◆ **EXERCISE INSTRUCTIONS**:
Among the entries below, count the lines that contain the word "label". Write down only the total.

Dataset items
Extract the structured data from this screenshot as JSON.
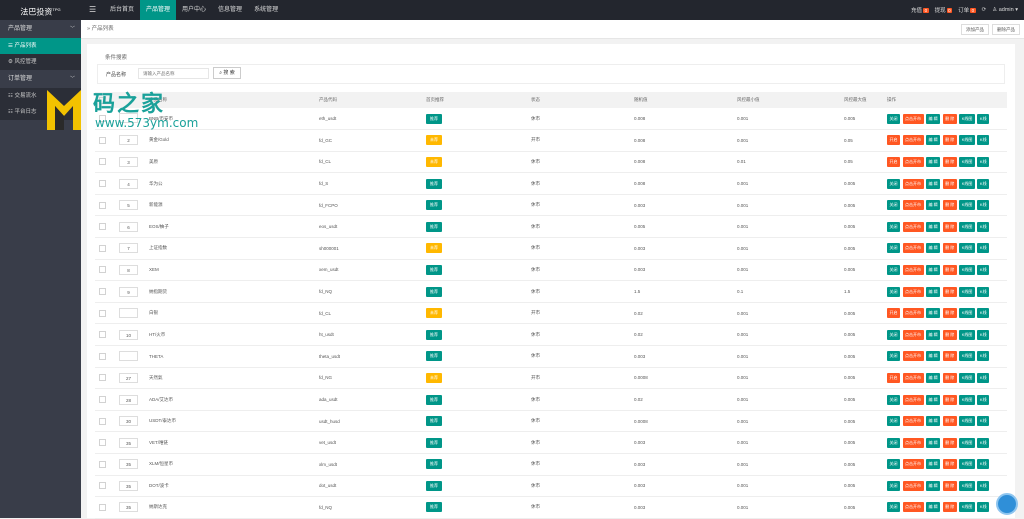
{
  "app": {
    "title": "法巴投资",
    "title_sup": "TPG"
  },
  "topnav": [
    "后台首页",
    "产品管理",
    "用户中心",
    "信息管理",
    "系统管理"
  ],
  "topright": {
    "items": [
      {
        "label": "充值",
        "count": "0"
      },
      {
        "label": "提现",
        "count": "0"
      },
      {
        "label": "订单",
        "count": "0"
      }
    ],
    "user": "admin"
  },
  "sidebar": {
    "group1": "产品管理",
    "items1": [
      "产品列表",
      "风控管理"
    ],
    "group2": "订单管理",
    "items2": [
      "交易流水",
      "平台日志"
    ]
  },
  "breadcrumb": "产品列表",
  "header_buttons": [
    "添加产品",
    "删除产品"
  ],
  "filter": {
    "title": "条件搜索",
    "label": "产品名称",
    "placeholder": "请输入产品名称",
    "button": "搜 索"
  },
  "columns": [
    "",
    "",
    "产品名称",
    "产品代码",
    "首页推荐",
    "状态",
    "随机值",
    "风控最小值",
    "风控最大值",
    "操作"
  ],
  "ops": {
    "close": "关闭",
    "open": "开启",
    "stop": "点击开市",
    "edit": "编 辑",
    "del": "删 除",
    "k1": "K线图",
    "k2": "K线"
  },
  "rows": [
    {
      "id": "",
      "name": "BNB/币安币",
      "code": "eth_usdt",
      "rec": "推荐",
      "rec_c": "green",
      "status": "休市",
      "rand": "0.008",
      "min": "0.001",
      "max": "0.005",
      "on": true
    },
    {
      "id": "2",
      "name": "黄金/Gold",
      "code": "fd_GC",
      "rec": "未荐",
      "rec_c": "yellow",
      "status": "开市",
      "rand": "0.008",
      "min": "0.001",
      "max": "0.05",
      "on": false
    },
    {
      "id": "3",
      "name": "美原",
      "code": "fd_CL",
      "rec": "未荐",
      "rec_c": "yellow",
      "status": "休市",
      "rand": "0.008",
      "min": "0.01",
      "max": "0.05",
      "on": false
    },
    {
      "id": "4",
      "name": "华为公",
      "code": "fd_S",
      "rec": "推荐",
      "rec_c": "green",
      "status": "休市",
      "rand": "0.008",
      "min": "0.001",
      "max": "0.005",
      "on": true
    },
    {
      "id": "5",
      "name": "新能源",
      "code": "fd_FCPO",
      "rec": "推荐",
      "rec_c": "green",
      "status": "休市",
      "rand": "0.003",
      "min": "0.001",
      "max": "0.005",
      "on": true
    },
    {
      "id": "6",
      "name": "EOS/柚子",
      "code": "eos_usdt",
      "rec": "推荐",
      "rec_c": "green",
      "status": "休市",
      "rand": "0.005",
      "min": "0.001",
      "max": "0.005",
      "on": true
    },
    {
      "id": "7",
      "name": "上证指数",
      "code": "sh000001",
      "rec": "未荐",
      "rec_c": "yellow",
      "status": "休市",
      "rand": "0.003",
      "min": "0.001",
      "max": "0.005",
      "on": true
    },
    {
      "id": "8",
      "name": "XEM",
      "code": "xem_usdt",
      "rec": "推荐",
      "rec_c": "green",
      "status": "休市",
      "rand": "0.003",
      "min": "0.001",
      "max": "0.005",
      "on": true
    },
    {
      "id": "9",
      "name": "纳指期货",
      "code": "fd_NQ",
      "rec": "推荐",
      "rec_c": "green",
      "status": "休市",
      "rand": "1.5",
      "min": "0.1",
      "max": "1.5",
      "on": true
    },
    {
      "id": "",
      "name": "白银",
      "code": "fd_CL",
      "rec": "未荐",
      "rec_c": "yellow",
      "status": "开市",
      "rand": "0.02",
      "min": "0.001",
      "max": "0.005",
      "on": false
    },
    {
      "id": "10",
      "name": "HT/火币",
      "code": "ht_usdt",
      "rec": "推荐",
      "rec_c": "green",
      "status": "休市",
      "rand": "0.02",
      "min": "0.001",
      "max": "0.005",
      "on": true
    },
    {
      "id": "",
      "name": "THETA",
      "code": "theta_usdt",
      "rec": "推荐",
      "rec_c": "green",
      "status": "休市",
      "rand": "0.003",
      "min": "0.001",
      "max": "0.005",
      "on": true
    },
    {
      "id": "27",
      "name": "天然氣",
      "code": "fd_NG",
      "rec": "未荐",
      "rec_c": "yellow",
      "status": "开市",
      "rand": "0.0008",
      "min": "0.001",
      "max": "0.005",
      "on": false
    },
    {
      "id": "28",
      "name": "ADA/艾达币",
      "code": "ada_usdt",
      "rec": "推荐",
      "rec_c": "green",
      "status": "休市",
      "rand": "0.02",
      "min": "0.001",
      "max": "0.005",
      "on": true
    },
    {
      "id": "30",
      "name": "USDT/泰达币",
      "code": "usdt_husd",
      "rec": "推荐",
      "rec_c": "green",
      "status": "休市",
      "rand": "0.0008",
      "min": "0.001",
      "max": "0.005",
      "on": true
    },
    {
      "id": "35",
      "name": "VET/唯链",
      "code": "vet_usdt",
      "rec": "推荐",
      "rec_c": "green",
      "status": "休市",
      "rand": "0.003",
      "min": "0.001",
      "max": "0.005",
      "on": true
    },
    {
      "id": "35",
      "name": "XLM/恒星币",
      "code": "xlm_usdt",
      "rec": "推荐",
      "rec_c": "green",
      "status": "休市",
      "rand": "0.003",
      "min": "0.001",
      "max": "0.005",
      "on": true
    },
    {
      "id": "35",
      "name": "DOT/波卡",
      "code": "dot_usdt",
      "rec": "推荐",
      "rec_c": "green",
      "status": "休市",
      "rand": "0.003",
      "min": "0.001",
      "max": "0.005",
      "on": true
    },
    {
      "id": "35",
      "name": "纳斯达克",
      "code": "fd_NQ",
      "rec": "推荐",
      "rec_c": "green",
      "status": "休市",
      "rand": "0.003",
      "min": "0.001",
      "max": "0.005",
      "on": true
    }
  ],
  "watermark": {
    "text": "码之家",
    "url": "www.573ym.com"
  },
  "colors": {
    "accent": "#009688",
    "warn": "#ff5722",
    "yellow": "#ffb800",
    "dark": "#23262e"
  }
}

◆ **WRITTEN REPLY**:
4